What to do: Scan the records for the string "Miss"; copy each line where it occurs.

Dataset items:
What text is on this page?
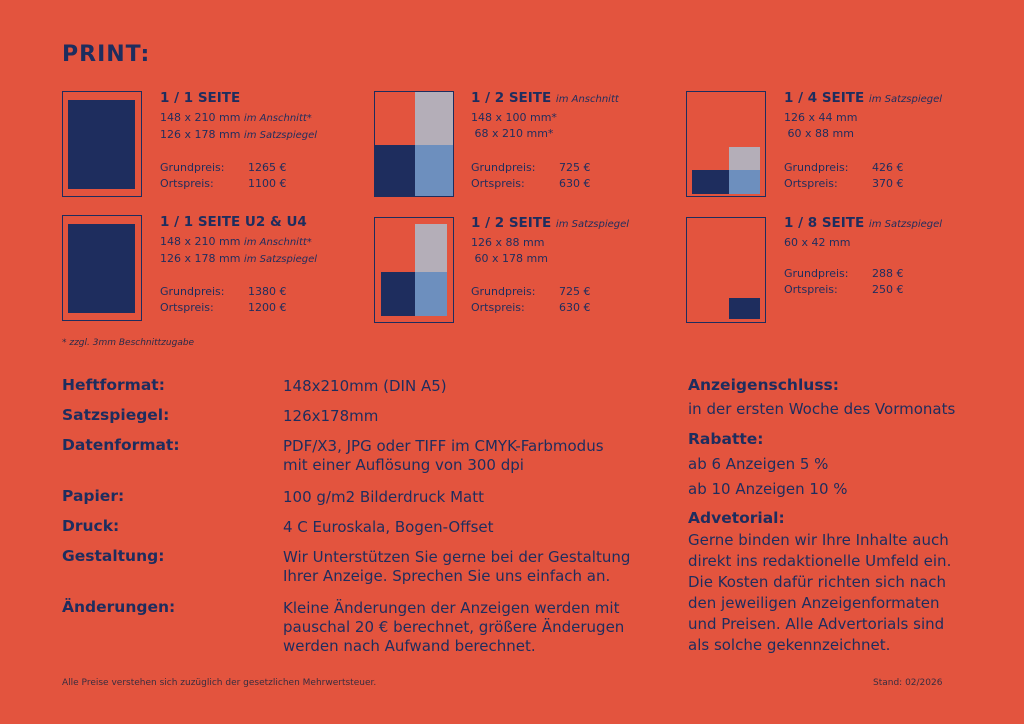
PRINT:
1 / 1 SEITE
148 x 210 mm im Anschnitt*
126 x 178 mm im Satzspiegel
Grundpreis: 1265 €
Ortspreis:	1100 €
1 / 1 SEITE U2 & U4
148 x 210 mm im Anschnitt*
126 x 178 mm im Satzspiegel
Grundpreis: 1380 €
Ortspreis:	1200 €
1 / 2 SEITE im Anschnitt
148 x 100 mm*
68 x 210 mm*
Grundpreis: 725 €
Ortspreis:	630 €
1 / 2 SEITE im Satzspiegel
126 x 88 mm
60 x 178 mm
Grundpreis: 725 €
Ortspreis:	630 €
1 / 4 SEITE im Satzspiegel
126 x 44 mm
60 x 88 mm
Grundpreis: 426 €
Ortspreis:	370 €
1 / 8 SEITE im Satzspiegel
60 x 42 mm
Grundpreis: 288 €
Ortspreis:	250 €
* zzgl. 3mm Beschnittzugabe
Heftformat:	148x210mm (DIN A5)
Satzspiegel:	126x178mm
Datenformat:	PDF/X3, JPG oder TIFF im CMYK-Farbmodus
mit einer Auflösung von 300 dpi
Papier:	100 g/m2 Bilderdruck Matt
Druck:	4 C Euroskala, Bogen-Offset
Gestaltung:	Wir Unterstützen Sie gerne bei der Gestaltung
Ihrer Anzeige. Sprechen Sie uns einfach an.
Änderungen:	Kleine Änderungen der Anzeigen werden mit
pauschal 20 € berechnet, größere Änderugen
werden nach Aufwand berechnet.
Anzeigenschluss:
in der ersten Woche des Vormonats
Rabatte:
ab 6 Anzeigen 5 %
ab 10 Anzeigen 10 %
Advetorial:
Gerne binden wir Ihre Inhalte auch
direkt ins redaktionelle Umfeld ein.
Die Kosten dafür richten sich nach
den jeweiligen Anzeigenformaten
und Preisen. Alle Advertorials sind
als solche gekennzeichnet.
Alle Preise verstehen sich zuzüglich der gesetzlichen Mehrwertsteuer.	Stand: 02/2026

---

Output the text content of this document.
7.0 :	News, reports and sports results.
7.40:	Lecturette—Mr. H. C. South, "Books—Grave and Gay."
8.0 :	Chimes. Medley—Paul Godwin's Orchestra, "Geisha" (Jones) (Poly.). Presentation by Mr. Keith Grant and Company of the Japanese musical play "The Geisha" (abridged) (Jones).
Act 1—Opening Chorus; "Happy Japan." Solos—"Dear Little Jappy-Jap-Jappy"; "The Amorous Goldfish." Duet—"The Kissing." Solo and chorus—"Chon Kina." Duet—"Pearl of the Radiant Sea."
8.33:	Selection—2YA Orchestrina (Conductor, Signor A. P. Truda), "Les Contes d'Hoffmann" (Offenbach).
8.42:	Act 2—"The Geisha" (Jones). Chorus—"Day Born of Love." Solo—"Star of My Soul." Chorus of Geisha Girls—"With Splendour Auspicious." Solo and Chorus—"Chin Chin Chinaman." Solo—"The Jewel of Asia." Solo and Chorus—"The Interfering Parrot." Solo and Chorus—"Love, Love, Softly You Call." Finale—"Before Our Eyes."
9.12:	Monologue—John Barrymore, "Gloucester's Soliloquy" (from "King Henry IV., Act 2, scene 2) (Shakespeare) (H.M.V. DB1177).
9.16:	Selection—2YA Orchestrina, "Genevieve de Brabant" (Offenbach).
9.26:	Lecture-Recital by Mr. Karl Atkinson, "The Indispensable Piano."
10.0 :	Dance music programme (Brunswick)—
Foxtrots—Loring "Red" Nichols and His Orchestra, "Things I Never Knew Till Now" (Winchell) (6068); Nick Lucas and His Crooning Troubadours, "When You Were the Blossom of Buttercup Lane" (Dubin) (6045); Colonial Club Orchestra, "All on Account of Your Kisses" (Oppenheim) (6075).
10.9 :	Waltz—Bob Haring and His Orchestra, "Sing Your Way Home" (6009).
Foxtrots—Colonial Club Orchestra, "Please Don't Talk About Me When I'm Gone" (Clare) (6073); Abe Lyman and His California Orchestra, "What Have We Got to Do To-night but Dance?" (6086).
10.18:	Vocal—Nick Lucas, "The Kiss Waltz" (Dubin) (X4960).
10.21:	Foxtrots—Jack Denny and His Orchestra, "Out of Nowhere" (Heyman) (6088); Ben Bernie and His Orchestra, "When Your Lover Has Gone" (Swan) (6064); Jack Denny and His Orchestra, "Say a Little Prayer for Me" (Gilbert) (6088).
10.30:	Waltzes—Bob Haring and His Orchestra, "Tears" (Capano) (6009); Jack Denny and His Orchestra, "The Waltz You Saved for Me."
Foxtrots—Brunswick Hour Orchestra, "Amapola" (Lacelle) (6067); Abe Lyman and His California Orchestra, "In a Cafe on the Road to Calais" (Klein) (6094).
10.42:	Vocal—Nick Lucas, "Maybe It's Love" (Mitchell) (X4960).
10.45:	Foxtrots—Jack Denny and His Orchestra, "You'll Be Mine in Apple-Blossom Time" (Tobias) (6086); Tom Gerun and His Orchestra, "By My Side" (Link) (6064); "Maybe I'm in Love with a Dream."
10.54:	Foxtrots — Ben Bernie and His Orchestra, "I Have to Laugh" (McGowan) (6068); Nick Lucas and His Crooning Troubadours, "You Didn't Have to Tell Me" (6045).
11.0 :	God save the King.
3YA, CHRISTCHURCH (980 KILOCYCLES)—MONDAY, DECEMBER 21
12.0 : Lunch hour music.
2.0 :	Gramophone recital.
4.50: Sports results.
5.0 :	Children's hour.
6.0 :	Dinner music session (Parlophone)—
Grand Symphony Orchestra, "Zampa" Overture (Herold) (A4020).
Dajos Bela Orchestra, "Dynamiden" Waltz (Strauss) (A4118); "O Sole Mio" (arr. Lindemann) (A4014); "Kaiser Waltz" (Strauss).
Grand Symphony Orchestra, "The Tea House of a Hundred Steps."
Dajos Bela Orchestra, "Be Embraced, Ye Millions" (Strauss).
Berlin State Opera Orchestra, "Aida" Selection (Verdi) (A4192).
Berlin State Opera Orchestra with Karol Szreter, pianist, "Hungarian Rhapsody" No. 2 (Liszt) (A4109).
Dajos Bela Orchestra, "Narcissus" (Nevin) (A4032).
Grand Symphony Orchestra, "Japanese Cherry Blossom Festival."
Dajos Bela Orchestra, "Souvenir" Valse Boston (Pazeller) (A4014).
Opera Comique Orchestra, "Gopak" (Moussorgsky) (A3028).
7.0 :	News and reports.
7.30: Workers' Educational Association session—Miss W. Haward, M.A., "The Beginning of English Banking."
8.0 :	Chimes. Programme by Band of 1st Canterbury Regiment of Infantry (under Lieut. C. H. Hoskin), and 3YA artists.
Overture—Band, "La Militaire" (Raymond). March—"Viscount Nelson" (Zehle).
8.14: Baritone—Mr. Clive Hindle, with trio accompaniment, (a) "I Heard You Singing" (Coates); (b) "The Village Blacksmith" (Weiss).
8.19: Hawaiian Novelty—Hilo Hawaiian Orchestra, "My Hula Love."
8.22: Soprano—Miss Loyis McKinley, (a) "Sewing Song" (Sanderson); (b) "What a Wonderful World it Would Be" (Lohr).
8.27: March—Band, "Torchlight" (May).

Reply:
7.30: Workers' Educational Association session—Miss W. Haward, M.A., "The Beginning of English Banking."
8.22: Soprano—Miss Loyis McKinley, (a) "Sewing Song" (Sanderson); (b) "What a Wonderful World it Would Be" (Lohr).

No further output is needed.